> **TO BE DONE**: Below are entries; tally how many lines hold the string "filled" and answer with only that figure.

Extracted records
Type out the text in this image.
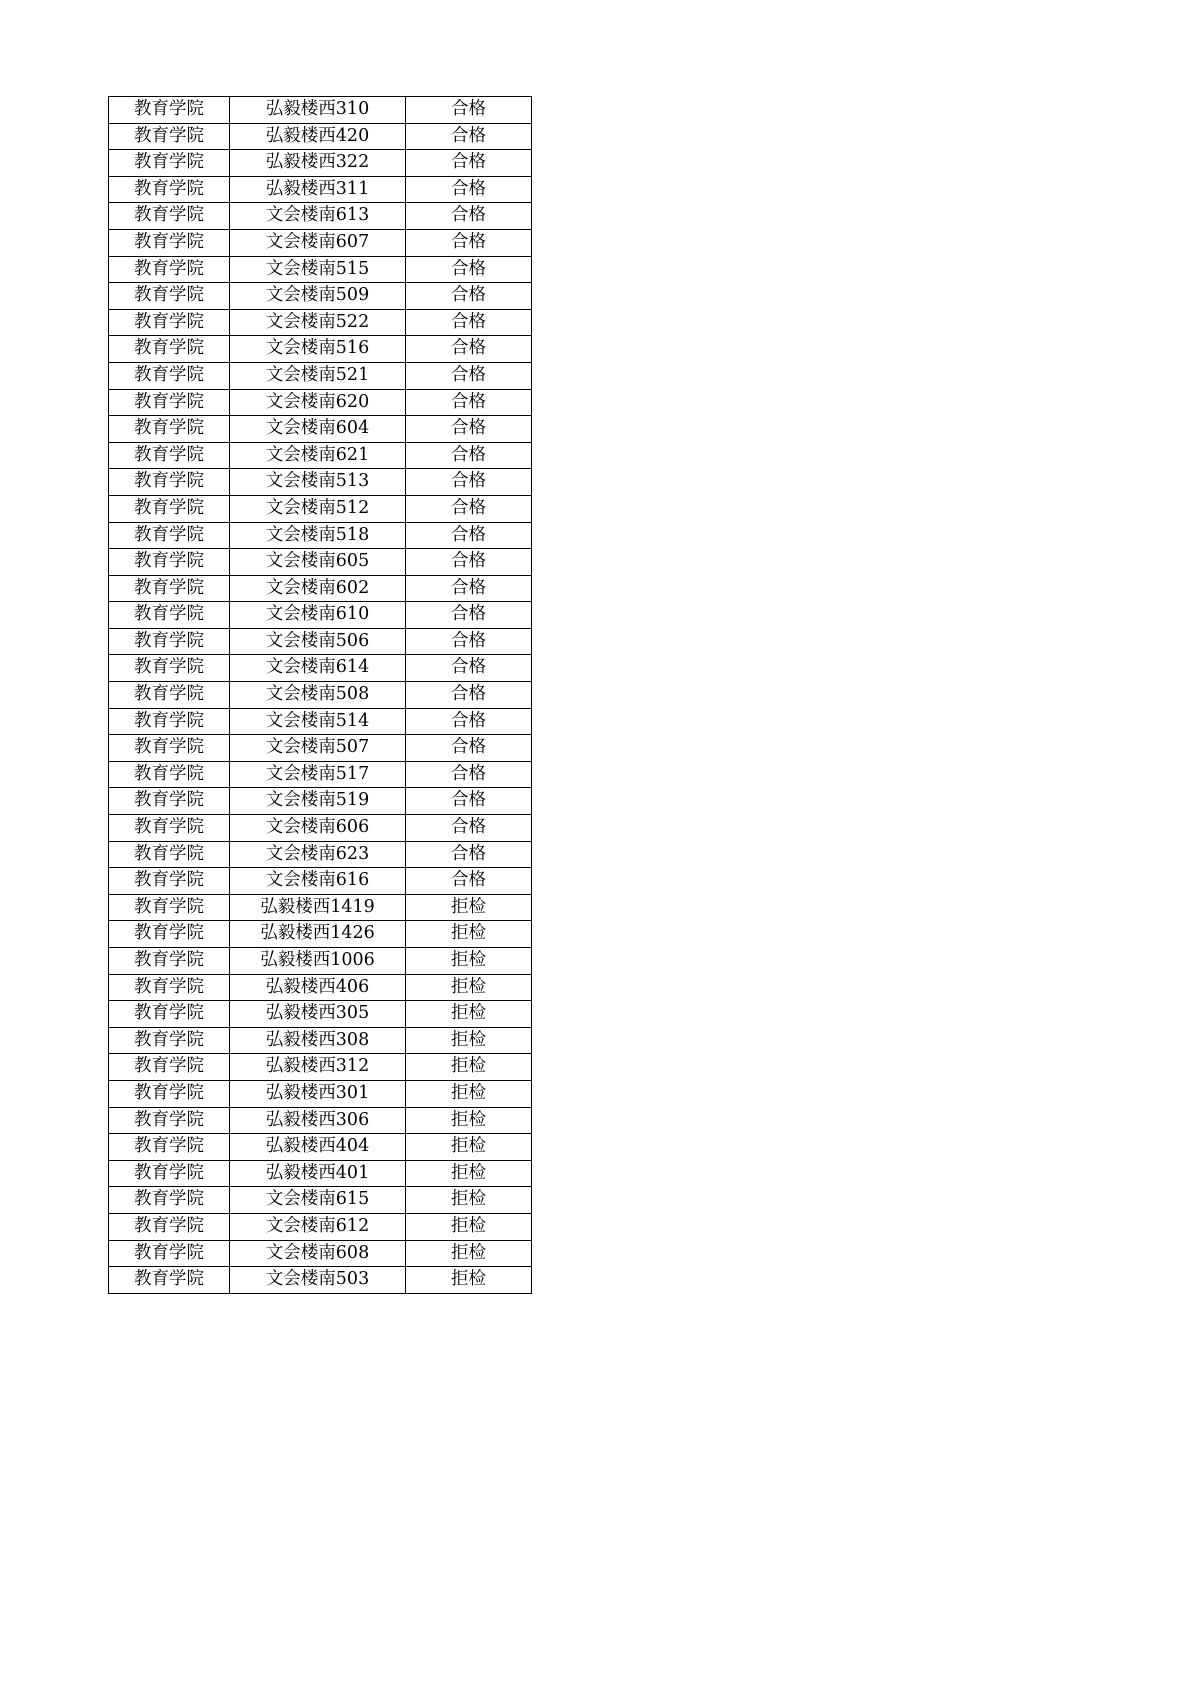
教育学院	弘毅楼西310	合格
教育学院	弘毅楼西420	合格
教育学院	弘毅楼西322	合格
教育学院	弘毅楼西311	合格
教育学院	文会楼南613	合格
教育学院	文会楼南607	合格
教育学院	文会楼南515	合格
教育学院	文会楼南509	合格
教育学院	文会楼南522	合格
教育学院	文会楼南516	合格
教育学院	文会楼南521	合格
教育学院	文会楼南620	合格
教育学院	文会楼南604	合格
教育学院	文会楼南621	合格
教育学院	文会楼南513	合格
教育学院	文会楼南512	合格
教育学院	文会楼南518	合格
教育学院	文会楼南605	合格
教育学院	文会楼南602	合格
教育学院	文会楼南610	合格
教育学院	文会楼南506	合格
教育学院	文会楼南614	合格
教育学院	文会楼南508	合格
教育学院	文会楼南514	合格
教育学院	文会楼南507	合格
教育学院	文会楼南517	合格
教育学院	文会楼南519	合格
教育学院	文会楼南606	合格
教育学院	文会楼南623	合格
教育学院	文会楼南616	合格
教育学院	弘毅楼西1419	拒检
教育学院	弘毅楼西1426	拒检
教育学院	弘毅楼西1006	拒检
教育学院	弘毅楼西406	拒检
教育学院	弘毅楼西305	拒检
教育学院	弘毅楼西308	拒检
教育学院	弘毅楼西312	拒检
教育学院	弘毅楼西301	拒检
教育学院	弘毅楼西306	拒检
教育学院	弘毅楼西404	拒检
教育学院	弘毅楼西401	拒检
教育学院	文会楼南615	拒检
教育学院	文会楼南612	拒检
教育学院	文会楼南608	拒检
教育学院	文会楼南503	拒检
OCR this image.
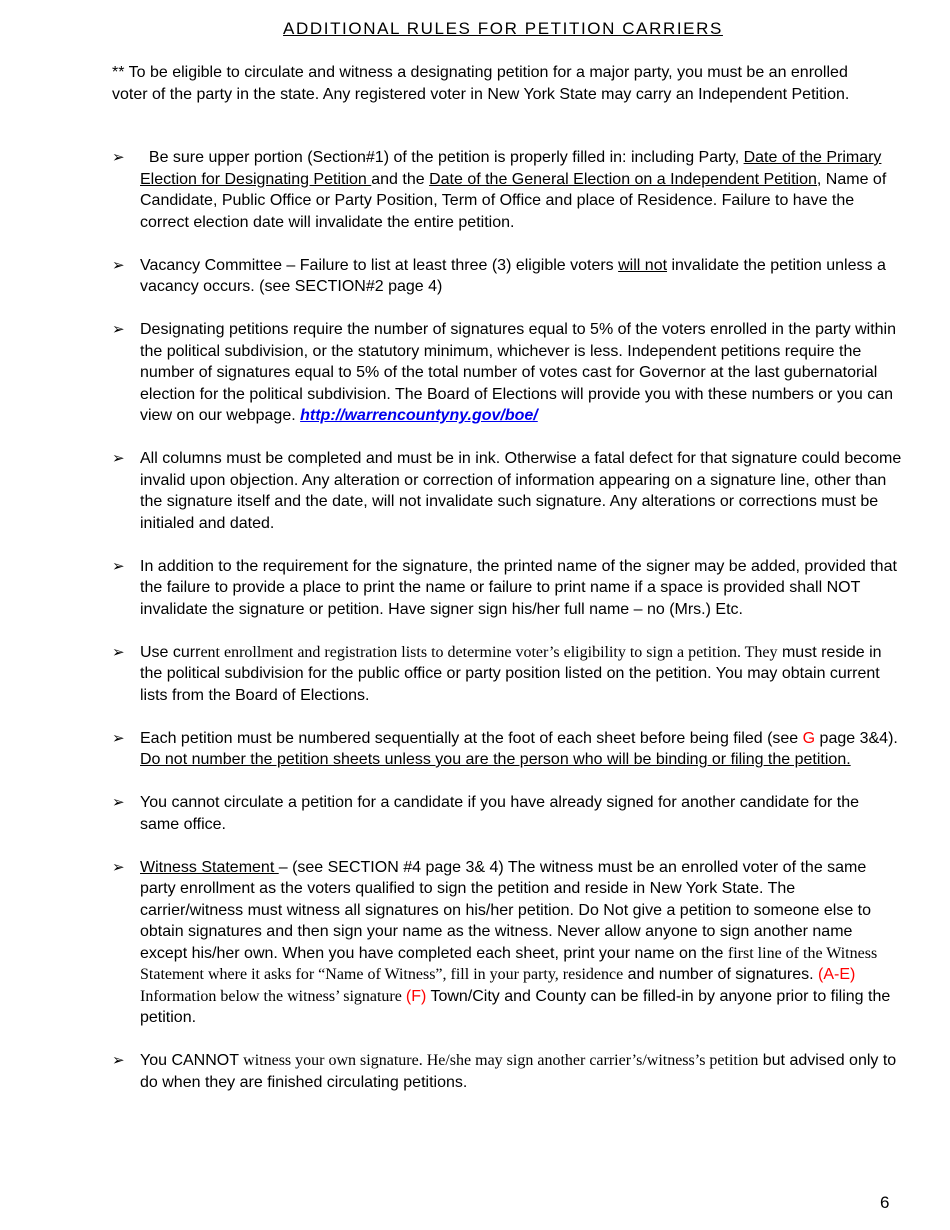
ADDITIONAL RULES FOR PETITION CARRIERS

** To be eligible to circulate and witness a designating petition for a major party, you must be an enrolled voter of the party in the state. Any registered voter in New York State may carry an Independent Petition.

➢ Be sure upper portion (Section#1) of the petition is properly filled in: including Party, Date of the Primary Election for Designating Petition and the Date of the General Election on a Independent Petition, Name of Candidate, Public Office or Party Position, Term of Office and place of Residence. Failure to have the correct election date will invalidate the entire petition.
➢ Vacancy Committee – Failure to list at least three (3) eligible voters will not invalidate the petition unless a vacancy occurs. (see SECTION#2 page 4)
➢ Designating petitions require the number of signatures equal to 5% of the voters enrolled in the party within the political subdivision, or the statutory minimum, whichever is less. Independent petitions require the number of signatures equal to 5% of the total number of votes cast for Governor at the last gubernatorial election for the political subdivision. The Board of Elections will provide you with these numbers or you can view on our webpage. http://warrencountyny.gov/boe/
➢ All columns must be completed and must be in ink. Otherwise a fatal defect for that signature could become invalid upon objection. Any alteration or correction of information appearing on a signature line, other than the signature itself and the date, will not invalidate such signature. Any alterations or corrections must be initialed and dated.
➢ In addition to the requirement for the signature, the printed name of the signer may be added, provided that the failure to provide a place to print the name or failure to print name if a space is provided shall NOT invalidate the signature or petition. Have signer sign his/her full name – no (Mrs.) Etc.
➢ Use current enrollment and registration lists to determine voter’s eligibility to sign a petition. They must reside in the political subdivision for the public office or party position listed on the petition. You may obtain current lists from the Board of Elections.
➢ Each petition must be numbered sequentially at the foot of each sheet before being filed (see G page 3&4). Do not number the petition sheets unless you are the person who will be binding or filing the petition.
➢ You cannot circulate a petition for a candidate if you have already signed for another candidate for the same office.
➢ Witness Statement – (see SECTION #4 page 3& 4) The witness must be an enrolled voter of the same party enrollment as the voters qualified to sign the petition and reside in New York State. The carrier/witness must witness all signatures on his/her petition. Do Not give a petition to someone else to obtain signatures and then sign your name as the witness. Never allow anyone to sign another name except his/her own. When you have completed each sheet, print your name on the first line of the Witness Statement where it asks for “Name of Witness”, fill in your party, residence and number of signatures. (A-E) Information below the witness’ signature (F) Town/City and County can be filled-in by anyone prior to filing the petition.
➢ You CANNOT witness your own signature. He/she may sign another carrier’s/witness’s petition but advised only to do when they are finished circulating petitions.
6
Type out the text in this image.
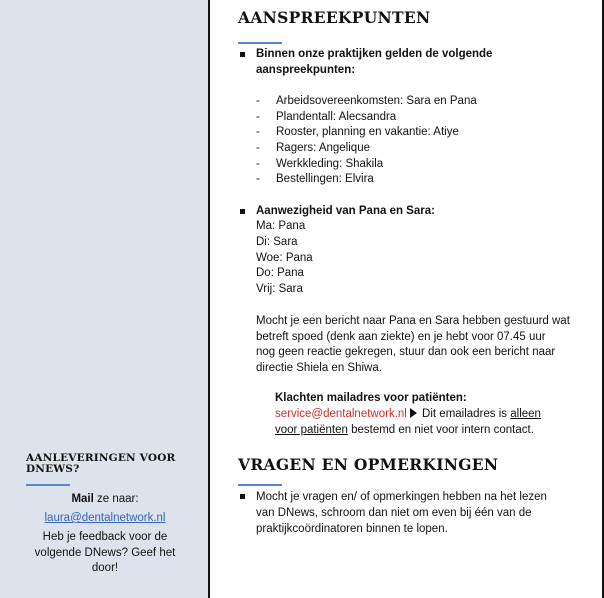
AANLEVERINGEN VOOR DNEWS?
Mail ze naar:
laura@dentalnetwork.nl
Heb je feedback voor de volgende DNews? Geef het door!
AANSPREEKPUNTEN
Binnen onze praktijken gelden de volgende
aanspreekpunten:
- Arbeidsovereenkomsten: Sara en Pana
- Plandentall: Alecsandra
- Rooster, planning en vakantie: Atiye
- Ragers: Angelique
- Werkkleding: Shakila
- Bestellingen: Elvira
Aanwezigheid van Pana en Sara:
Ma: Pana
Di: Sara
Woe: Pana
Do: Pana
Vrij: Sara
Mocht je een bericht naar Pana en Sara hebben gestuurd wat
betreft spoed (denk aan ziekte) en je hebt voor 07.45 uur
nog geen reactie gekregen, stuur dan ook een bericht naar
directie Shiela en Shiwa.
Klachten mailadres voor patiënten:
service@dentalnetwork.nl Dit emailadres is alleen
voor patiënten bestemd en niet voor intern contact.
VRAGEN EN OPMERKINGEN
Mocht je vragen en/ of opmerkingen hebben na het lezen
van DNews, schroom dan niet om even bij één van de
praktijkcoördinatoren binnen te lopen.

> **SOLUTION TO THE EXERCISE**: 2